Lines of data
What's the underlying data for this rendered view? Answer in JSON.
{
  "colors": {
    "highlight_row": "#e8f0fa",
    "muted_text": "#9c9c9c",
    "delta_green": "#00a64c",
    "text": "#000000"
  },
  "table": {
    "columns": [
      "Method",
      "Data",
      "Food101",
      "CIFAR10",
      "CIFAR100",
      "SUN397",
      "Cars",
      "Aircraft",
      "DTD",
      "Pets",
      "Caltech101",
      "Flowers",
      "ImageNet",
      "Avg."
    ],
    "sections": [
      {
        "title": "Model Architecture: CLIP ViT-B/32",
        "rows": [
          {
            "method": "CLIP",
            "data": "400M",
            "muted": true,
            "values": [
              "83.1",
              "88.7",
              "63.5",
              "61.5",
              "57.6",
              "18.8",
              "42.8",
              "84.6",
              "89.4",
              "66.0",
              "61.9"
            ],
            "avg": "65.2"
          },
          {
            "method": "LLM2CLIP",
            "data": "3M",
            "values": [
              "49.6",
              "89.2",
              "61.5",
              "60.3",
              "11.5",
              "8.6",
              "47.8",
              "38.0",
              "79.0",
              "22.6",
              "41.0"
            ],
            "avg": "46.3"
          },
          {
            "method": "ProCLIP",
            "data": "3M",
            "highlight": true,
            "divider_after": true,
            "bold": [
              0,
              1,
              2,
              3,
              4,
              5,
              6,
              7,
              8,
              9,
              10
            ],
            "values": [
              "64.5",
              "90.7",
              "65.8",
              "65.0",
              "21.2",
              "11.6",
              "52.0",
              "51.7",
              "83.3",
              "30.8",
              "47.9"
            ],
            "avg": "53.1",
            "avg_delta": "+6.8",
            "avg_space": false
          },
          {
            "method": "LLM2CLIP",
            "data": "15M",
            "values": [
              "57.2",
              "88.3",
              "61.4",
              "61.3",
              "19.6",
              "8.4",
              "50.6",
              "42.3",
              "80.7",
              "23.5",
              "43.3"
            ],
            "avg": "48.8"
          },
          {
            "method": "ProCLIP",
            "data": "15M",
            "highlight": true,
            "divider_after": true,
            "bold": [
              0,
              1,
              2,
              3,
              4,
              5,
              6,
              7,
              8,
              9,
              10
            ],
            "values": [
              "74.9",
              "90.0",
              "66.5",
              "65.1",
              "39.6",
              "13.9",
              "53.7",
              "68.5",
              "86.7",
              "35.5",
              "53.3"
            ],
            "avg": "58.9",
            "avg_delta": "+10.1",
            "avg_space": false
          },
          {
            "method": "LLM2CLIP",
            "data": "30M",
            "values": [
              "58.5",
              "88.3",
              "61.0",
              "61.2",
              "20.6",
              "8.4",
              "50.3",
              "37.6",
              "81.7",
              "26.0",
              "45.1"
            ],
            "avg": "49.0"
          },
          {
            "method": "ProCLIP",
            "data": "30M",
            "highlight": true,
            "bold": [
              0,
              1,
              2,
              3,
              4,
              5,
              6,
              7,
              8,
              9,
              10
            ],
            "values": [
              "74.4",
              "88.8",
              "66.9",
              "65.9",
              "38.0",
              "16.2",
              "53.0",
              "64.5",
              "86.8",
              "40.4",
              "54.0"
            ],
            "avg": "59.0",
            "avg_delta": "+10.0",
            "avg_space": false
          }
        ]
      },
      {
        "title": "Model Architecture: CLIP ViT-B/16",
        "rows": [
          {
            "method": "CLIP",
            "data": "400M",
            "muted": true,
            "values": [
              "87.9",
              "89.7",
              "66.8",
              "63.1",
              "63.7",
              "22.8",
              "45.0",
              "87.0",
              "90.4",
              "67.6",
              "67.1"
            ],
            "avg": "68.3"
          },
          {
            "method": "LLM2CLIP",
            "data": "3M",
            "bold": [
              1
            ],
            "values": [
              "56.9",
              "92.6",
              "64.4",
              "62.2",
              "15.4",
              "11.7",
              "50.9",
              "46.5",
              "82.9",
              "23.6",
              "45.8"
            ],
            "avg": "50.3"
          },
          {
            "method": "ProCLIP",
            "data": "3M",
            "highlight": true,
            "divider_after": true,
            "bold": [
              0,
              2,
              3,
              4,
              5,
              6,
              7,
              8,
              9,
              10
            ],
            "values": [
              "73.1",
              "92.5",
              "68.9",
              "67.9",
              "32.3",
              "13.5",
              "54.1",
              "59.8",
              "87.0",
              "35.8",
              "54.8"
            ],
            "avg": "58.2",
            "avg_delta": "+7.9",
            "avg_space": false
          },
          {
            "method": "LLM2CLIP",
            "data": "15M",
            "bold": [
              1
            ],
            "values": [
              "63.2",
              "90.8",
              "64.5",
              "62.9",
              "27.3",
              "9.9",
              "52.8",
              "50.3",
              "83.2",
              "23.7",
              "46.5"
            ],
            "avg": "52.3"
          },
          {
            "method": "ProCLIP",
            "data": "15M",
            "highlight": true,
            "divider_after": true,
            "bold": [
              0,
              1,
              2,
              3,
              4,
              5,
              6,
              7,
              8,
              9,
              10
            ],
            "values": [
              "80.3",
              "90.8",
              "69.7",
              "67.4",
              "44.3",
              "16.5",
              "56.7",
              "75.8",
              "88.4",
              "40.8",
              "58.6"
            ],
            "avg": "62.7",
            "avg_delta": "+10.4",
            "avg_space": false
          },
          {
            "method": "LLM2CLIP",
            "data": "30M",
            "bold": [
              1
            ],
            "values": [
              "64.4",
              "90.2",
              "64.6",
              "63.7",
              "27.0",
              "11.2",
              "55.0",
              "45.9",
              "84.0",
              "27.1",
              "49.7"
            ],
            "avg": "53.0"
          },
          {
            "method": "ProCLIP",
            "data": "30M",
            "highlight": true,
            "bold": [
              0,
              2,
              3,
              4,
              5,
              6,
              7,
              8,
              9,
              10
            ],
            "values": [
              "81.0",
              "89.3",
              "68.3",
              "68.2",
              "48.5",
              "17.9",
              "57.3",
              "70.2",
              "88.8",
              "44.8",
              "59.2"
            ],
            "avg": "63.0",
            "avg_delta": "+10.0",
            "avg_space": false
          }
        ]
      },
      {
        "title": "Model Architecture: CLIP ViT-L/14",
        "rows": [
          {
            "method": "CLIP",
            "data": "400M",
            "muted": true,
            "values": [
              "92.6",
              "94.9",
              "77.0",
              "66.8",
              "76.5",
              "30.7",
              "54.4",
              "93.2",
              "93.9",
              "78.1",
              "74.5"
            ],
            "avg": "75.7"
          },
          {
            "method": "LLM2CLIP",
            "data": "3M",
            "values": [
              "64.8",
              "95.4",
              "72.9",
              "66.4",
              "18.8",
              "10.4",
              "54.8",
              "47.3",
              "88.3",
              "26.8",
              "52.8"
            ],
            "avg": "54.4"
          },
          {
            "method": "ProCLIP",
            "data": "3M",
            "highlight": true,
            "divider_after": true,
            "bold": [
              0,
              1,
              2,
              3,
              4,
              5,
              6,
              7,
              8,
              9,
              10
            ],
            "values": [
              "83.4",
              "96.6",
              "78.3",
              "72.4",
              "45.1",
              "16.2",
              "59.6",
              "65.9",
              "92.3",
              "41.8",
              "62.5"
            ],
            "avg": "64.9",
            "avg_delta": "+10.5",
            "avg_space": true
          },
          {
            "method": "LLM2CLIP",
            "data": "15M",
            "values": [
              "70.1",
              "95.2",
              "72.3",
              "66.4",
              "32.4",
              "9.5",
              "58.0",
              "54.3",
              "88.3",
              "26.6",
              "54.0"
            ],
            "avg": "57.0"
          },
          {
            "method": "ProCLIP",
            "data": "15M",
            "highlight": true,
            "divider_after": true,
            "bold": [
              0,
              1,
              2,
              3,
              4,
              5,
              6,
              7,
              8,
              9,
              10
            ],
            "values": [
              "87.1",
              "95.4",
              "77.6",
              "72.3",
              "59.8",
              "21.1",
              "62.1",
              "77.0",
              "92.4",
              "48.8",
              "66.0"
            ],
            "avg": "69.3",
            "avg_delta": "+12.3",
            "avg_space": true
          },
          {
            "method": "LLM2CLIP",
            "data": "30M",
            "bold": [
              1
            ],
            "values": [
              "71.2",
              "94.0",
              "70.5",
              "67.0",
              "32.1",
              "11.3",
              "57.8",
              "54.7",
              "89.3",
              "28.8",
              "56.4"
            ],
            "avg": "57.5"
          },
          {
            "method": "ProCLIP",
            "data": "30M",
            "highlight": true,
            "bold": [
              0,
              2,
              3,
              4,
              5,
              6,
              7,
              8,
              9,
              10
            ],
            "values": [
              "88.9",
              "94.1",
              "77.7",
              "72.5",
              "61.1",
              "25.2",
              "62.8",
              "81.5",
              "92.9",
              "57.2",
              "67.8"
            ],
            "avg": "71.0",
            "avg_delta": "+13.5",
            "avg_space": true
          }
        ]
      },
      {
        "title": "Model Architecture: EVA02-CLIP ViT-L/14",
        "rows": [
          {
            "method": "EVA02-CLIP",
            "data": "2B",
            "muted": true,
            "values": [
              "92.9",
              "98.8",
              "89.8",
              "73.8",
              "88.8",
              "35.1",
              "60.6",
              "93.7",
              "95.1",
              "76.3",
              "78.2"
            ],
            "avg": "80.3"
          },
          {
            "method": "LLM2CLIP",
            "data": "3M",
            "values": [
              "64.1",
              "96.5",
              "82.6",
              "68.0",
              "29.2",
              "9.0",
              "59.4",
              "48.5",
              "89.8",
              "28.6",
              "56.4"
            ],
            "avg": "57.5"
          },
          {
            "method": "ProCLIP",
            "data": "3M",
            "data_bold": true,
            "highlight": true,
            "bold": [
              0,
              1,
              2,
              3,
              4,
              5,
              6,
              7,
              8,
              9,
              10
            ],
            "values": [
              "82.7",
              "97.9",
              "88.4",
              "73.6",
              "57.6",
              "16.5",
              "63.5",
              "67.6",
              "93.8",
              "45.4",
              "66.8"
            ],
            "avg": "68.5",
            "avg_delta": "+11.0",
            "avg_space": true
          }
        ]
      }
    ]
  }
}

__PROBLEM DETAILS__
Only lines holding the string "Model" are wanted; gather each one from the entries above.

__RESPONSE BELOW__
        "title": "Model Architecture: CLIP ViT-B/32",
        "title": "Model Architecture: CLIP ViT-B/16",
        "title": "Model Architecture: CLIP ViT-L/14",
        "title": "Model Architecture: EVA02-CLIP ViT-L/14",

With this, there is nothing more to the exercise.